• Written instruction: Locate the lines that hold the string "color". Copy every such line.

[Dataset items]
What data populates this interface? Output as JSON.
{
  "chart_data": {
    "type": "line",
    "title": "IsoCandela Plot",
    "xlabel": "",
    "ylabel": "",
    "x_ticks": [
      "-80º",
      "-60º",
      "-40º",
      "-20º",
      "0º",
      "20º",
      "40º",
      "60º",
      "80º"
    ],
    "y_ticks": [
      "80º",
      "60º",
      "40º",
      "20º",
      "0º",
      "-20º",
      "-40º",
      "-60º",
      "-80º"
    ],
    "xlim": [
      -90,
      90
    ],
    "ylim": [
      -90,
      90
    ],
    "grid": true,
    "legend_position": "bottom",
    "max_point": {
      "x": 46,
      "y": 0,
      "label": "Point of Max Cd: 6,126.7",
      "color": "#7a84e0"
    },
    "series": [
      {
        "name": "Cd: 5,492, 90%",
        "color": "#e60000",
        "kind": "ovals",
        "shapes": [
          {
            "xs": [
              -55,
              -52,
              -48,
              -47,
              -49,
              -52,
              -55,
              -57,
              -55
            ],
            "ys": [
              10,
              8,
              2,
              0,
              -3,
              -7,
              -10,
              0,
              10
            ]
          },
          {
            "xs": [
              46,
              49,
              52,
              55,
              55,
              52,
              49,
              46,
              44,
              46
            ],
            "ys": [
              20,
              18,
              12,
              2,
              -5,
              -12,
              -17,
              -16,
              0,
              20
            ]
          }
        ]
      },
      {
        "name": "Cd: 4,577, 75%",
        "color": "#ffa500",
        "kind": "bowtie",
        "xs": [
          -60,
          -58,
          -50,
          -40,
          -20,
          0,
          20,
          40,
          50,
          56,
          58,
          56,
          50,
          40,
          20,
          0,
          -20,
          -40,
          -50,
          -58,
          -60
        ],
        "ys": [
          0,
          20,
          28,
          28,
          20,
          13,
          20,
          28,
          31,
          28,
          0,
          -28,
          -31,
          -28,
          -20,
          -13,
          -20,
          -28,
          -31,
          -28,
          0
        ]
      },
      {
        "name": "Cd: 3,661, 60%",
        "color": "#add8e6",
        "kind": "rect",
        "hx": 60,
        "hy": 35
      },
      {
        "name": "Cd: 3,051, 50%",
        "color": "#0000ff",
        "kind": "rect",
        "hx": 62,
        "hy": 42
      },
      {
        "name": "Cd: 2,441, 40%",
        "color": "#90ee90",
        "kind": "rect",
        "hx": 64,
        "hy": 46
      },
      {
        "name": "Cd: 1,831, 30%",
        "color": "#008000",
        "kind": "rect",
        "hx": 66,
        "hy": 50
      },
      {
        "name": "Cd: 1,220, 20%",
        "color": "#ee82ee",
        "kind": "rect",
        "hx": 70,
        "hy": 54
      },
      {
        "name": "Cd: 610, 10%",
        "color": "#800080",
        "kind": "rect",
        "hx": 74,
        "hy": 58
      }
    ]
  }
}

• Exercise answer:
      "color": "#7a84e0"
        "color": "#e60000",
        "color": "#ffa500",
        "color": "#add8e6",
        "color": "#0000ff",
        "color": "#90ee90",
        "color": "#008000",
        "color": "#ee82ee",
        "color": "#800080",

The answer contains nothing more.